== WRITTEN INSTRUCTION ==
Gather all lines in the entries below that include the word "Frey".

== THE INPUT ==
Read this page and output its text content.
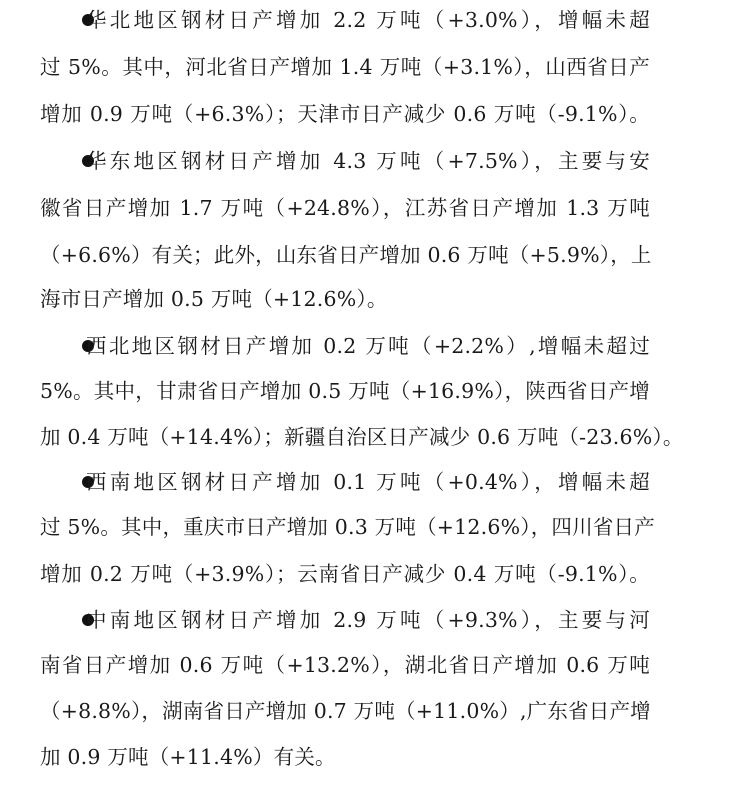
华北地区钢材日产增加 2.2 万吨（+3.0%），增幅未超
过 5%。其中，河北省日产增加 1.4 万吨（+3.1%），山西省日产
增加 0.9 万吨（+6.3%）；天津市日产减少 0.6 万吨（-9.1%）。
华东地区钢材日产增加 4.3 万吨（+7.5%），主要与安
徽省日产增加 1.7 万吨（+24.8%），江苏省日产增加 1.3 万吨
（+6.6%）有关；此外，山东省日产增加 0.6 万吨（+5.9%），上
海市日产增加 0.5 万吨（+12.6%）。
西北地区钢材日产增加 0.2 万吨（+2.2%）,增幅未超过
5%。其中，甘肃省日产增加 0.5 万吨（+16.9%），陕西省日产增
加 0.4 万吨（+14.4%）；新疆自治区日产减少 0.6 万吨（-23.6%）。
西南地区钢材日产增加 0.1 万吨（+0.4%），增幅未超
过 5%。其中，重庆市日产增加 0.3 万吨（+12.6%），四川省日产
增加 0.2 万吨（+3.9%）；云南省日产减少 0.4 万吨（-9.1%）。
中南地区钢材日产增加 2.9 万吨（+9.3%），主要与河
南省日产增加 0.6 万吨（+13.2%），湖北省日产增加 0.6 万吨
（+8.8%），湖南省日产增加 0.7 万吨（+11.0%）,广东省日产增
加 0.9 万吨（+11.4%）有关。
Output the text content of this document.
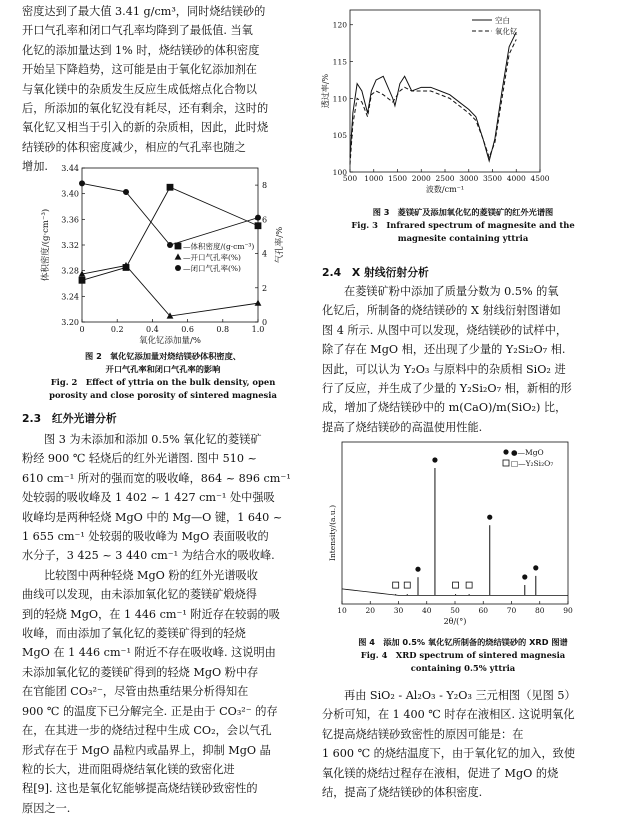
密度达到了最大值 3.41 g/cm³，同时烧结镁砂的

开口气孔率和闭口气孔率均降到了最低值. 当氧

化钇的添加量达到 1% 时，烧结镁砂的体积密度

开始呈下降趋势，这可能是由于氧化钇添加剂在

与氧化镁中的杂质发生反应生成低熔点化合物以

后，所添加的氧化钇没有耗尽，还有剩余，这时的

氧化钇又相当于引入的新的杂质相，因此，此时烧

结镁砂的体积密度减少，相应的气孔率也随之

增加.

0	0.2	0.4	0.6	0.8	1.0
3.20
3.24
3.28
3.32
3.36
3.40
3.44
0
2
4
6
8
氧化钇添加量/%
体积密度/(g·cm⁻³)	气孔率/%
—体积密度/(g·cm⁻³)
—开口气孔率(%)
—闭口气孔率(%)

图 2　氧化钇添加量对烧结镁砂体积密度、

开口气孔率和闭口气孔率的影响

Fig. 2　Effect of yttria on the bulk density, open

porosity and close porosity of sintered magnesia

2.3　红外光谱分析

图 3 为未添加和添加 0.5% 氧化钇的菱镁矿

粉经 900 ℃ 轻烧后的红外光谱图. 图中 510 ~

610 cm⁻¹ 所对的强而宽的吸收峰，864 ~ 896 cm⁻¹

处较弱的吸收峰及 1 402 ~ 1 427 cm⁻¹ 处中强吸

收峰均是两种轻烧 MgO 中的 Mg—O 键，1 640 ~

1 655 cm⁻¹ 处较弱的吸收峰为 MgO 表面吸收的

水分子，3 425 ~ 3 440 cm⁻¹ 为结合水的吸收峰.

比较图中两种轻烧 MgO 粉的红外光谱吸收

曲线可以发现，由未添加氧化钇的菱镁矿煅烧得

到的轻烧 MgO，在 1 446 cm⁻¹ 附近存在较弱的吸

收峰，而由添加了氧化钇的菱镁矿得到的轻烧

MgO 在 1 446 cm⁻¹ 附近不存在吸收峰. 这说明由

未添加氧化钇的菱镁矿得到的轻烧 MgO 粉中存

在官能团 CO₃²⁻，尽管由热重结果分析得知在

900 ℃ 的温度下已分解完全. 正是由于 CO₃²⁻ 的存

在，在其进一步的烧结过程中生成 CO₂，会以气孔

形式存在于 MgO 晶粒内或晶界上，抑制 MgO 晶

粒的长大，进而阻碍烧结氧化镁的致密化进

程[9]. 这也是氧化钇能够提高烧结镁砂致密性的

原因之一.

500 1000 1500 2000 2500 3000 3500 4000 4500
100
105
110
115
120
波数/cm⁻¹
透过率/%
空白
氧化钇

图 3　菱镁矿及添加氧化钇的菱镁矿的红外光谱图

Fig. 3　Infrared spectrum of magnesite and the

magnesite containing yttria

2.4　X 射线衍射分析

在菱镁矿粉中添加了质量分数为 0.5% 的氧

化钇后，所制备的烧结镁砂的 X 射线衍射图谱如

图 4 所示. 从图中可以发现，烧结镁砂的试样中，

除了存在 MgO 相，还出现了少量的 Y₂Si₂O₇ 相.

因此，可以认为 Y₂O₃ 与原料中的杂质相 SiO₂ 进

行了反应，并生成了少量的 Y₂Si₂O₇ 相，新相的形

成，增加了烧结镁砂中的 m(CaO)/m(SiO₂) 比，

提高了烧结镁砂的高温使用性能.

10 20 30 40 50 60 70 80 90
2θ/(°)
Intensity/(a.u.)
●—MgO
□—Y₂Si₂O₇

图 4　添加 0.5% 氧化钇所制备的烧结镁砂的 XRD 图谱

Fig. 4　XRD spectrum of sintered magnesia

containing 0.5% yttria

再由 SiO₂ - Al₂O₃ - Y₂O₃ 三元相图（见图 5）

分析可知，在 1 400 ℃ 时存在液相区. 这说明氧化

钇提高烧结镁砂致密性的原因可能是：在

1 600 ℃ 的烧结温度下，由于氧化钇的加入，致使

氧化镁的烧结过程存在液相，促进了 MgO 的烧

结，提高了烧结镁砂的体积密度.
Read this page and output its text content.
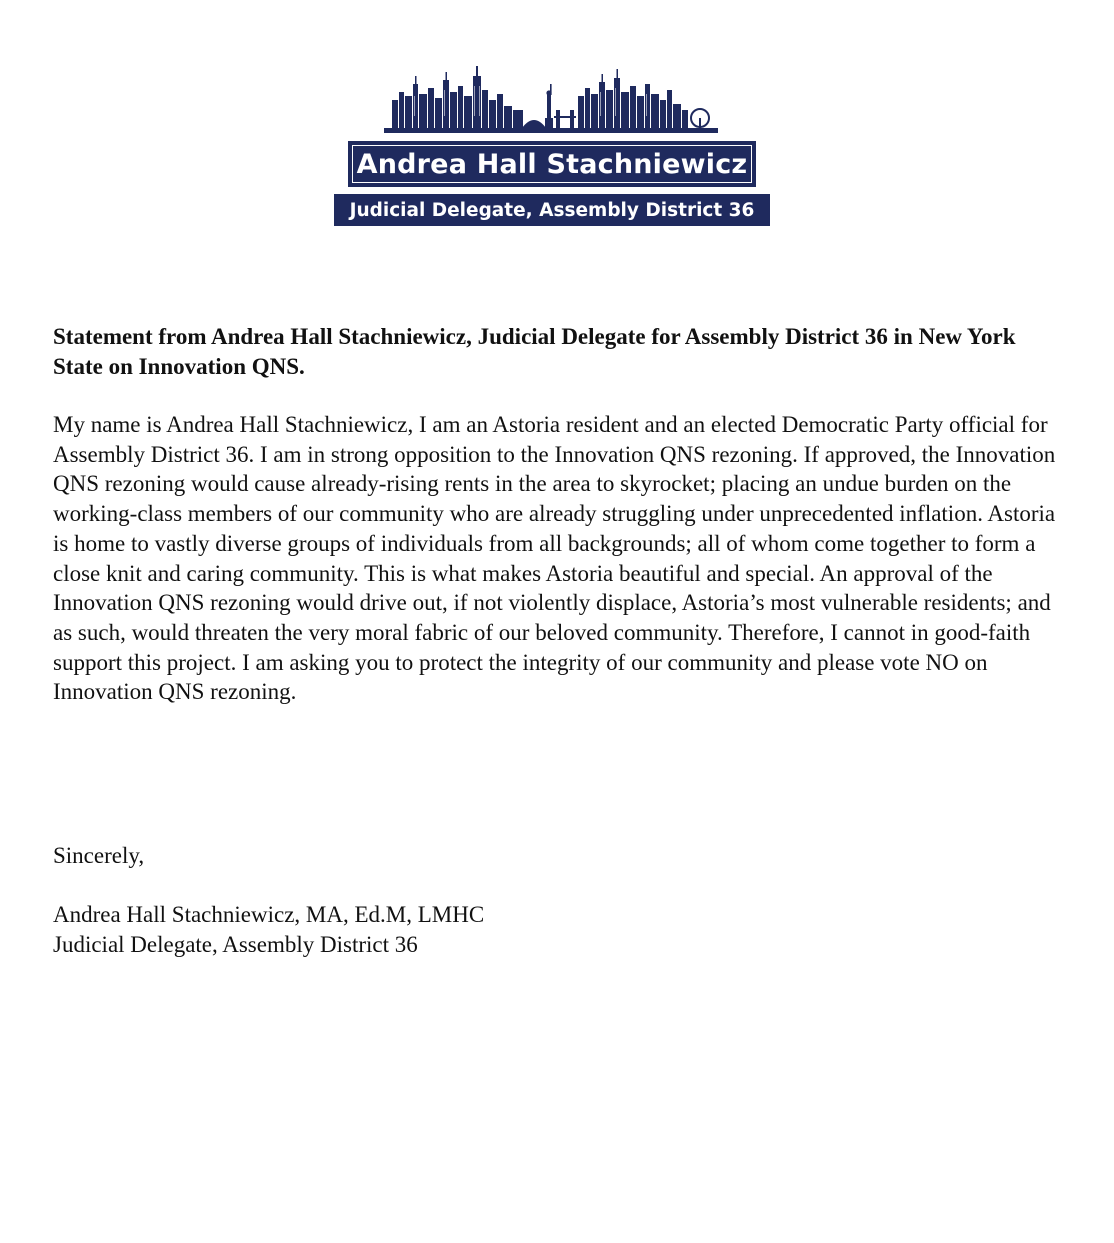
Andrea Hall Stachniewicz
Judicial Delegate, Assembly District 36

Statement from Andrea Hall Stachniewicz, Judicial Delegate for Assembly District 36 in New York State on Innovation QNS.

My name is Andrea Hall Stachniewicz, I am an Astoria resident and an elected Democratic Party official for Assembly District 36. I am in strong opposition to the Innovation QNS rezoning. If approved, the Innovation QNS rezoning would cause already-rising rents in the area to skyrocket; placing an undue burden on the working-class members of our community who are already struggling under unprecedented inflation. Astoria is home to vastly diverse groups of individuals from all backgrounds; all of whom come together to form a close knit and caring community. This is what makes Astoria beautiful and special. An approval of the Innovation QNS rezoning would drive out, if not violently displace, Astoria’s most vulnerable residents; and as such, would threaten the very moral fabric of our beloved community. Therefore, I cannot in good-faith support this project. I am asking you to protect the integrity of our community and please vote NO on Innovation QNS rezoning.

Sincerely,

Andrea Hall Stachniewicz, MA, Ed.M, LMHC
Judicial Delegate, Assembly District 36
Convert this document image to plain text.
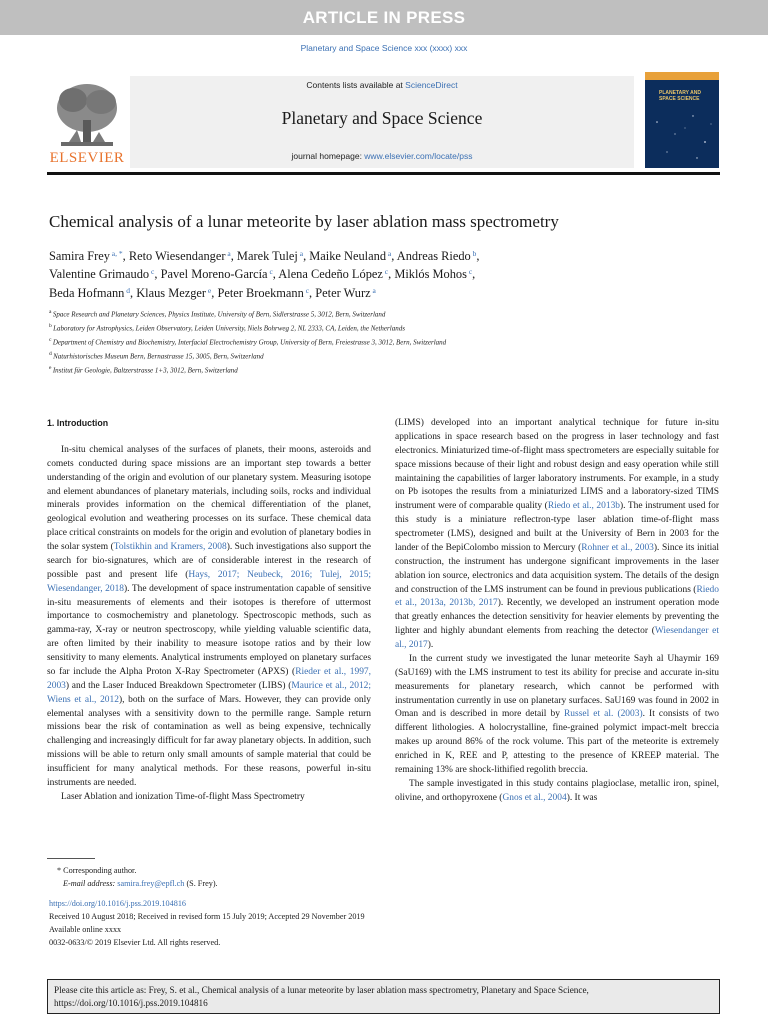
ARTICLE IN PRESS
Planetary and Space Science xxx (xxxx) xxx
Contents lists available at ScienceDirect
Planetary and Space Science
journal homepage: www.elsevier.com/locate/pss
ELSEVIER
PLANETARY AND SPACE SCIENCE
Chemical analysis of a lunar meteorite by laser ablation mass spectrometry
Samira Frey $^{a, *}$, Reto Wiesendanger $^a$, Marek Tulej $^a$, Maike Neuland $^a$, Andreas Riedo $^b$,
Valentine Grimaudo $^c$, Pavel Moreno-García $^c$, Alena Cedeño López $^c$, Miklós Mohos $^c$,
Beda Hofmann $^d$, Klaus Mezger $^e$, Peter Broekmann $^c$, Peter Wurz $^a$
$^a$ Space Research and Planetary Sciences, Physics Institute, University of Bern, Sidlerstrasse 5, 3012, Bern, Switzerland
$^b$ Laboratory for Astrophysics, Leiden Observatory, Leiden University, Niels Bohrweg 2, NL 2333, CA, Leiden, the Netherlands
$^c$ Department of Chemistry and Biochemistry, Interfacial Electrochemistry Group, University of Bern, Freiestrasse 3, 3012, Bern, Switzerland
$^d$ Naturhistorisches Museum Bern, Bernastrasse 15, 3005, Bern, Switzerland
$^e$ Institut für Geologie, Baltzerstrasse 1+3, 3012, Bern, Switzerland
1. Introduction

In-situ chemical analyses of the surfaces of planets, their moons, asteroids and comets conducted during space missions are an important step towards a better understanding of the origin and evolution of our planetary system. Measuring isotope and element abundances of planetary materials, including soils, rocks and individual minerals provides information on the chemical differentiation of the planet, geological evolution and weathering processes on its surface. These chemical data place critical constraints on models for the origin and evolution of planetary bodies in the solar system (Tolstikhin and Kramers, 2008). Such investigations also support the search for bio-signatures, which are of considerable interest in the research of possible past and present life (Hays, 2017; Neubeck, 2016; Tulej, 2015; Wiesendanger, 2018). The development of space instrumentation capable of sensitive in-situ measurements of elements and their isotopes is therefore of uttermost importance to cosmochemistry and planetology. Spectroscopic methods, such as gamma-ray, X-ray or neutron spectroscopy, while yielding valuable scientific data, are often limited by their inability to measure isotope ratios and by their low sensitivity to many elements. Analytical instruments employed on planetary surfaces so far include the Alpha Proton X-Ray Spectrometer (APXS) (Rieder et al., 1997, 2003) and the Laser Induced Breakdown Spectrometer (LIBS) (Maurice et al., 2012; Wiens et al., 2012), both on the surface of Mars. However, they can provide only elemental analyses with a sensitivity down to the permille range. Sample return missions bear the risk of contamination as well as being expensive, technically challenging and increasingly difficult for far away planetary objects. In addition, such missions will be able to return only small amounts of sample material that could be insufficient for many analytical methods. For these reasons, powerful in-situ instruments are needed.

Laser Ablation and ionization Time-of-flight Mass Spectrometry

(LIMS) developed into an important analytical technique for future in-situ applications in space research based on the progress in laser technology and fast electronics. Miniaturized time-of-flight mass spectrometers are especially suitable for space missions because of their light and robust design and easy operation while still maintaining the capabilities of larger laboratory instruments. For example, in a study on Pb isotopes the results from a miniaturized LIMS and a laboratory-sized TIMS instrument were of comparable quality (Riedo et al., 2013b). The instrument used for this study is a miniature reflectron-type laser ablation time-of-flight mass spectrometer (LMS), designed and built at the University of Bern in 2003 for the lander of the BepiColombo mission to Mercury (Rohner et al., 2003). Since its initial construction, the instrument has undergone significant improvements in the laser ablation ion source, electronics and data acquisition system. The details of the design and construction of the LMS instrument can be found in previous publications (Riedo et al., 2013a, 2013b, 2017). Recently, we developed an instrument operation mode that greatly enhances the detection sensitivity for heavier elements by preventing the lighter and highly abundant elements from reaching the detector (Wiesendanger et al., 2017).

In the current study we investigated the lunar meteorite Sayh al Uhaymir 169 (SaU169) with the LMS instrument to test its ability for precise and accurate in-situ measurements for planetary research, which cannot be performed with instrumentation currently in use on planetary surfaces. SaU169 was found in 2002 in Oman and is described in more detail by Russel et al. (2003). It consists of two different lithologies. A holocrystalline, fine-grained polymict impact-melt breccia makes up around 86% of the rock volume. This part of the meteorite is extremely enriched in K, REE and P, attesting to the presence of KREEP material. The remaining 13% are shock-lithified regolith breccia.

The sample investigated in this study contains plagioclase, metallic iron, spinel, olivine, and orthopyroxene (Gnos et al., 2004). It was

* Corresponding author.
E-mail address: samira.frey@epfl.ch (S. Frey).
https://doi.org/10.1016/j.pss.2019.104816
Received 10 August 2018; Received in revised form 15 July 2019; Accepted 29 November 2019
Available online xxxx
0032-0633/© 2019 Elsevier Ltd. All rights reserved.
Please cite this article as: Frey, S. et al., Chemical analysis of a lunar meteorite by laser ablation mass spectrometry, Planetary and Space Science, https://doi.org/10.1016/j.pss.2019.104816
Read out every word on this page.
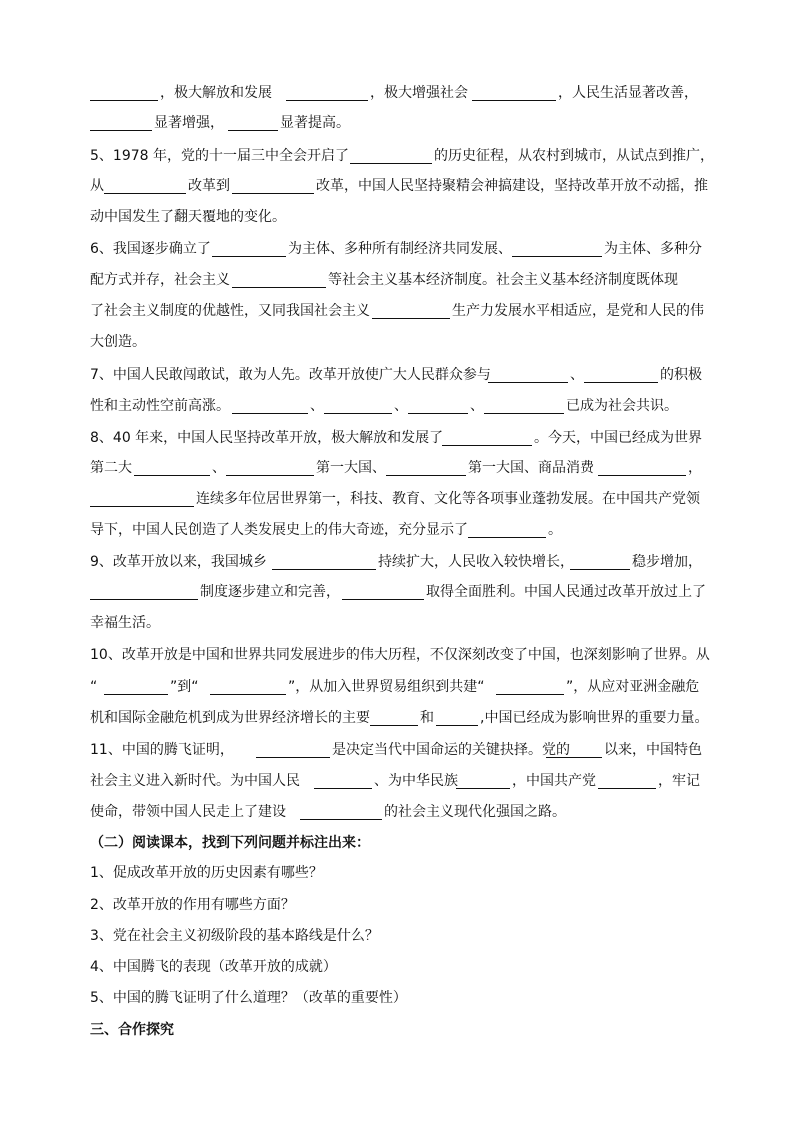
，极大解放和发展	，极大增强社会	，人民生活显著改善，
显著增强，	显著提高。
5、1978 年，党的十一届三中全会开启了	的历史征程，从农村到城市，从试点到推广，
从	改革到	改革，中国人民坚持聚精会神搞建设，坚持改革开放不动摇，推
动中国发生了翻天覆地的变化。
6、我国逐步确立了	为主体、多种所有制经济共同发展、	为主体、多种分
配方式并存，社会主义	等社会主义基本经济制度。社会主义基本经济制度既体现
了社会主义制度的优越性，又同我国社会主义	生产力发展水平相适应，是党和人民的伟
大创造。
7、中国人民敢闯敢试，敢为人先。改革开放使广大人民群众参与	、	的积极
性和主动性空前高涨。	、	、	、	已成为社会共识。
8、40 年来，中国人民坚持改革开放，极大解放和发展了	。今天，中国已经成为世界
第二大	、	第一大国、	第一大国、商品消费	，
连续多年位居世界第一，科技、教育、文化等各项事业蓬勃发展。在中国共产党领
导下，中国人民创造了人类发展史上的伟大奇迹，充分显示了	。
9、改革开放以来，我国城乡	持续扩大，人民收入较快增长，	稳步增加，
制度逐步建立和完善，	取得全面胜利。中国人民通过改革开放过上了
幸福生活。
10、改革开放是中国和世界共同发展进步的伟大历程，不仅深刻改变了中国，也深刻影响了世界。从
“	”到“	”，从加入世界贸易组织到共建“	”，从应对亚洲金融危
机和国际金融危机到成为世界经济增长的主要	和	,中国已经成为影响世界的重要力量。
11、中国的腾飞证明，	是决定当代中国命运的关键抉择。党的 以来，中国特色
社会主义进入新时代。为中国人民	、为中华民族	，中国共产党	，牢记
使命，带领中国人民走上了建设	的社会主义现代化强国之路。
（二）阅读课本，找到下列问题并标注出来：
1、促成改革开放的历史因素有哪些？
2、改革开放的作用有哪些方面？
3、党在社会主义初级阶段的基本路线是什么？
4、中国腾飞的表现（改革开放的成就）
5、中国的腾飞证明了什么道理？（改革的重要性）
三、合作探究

== EXPECTED ANSWER ==
Samira Frey $^{a, *}$, Reto Wiesendanger $^a$, Marek Tulej $^a$, Maike Neuland $^a$, Andreas Riedo $^b$,
E-mail address: samira.frey@epfl.ch (S. Frey).
Please cite this article as: Frey, S. et al., Chemical analysis of a lunar meteorite by laser ablation mass spectrometry, Planetary and Space Science, https://doi.org/10.1016/j.pss.2019.104816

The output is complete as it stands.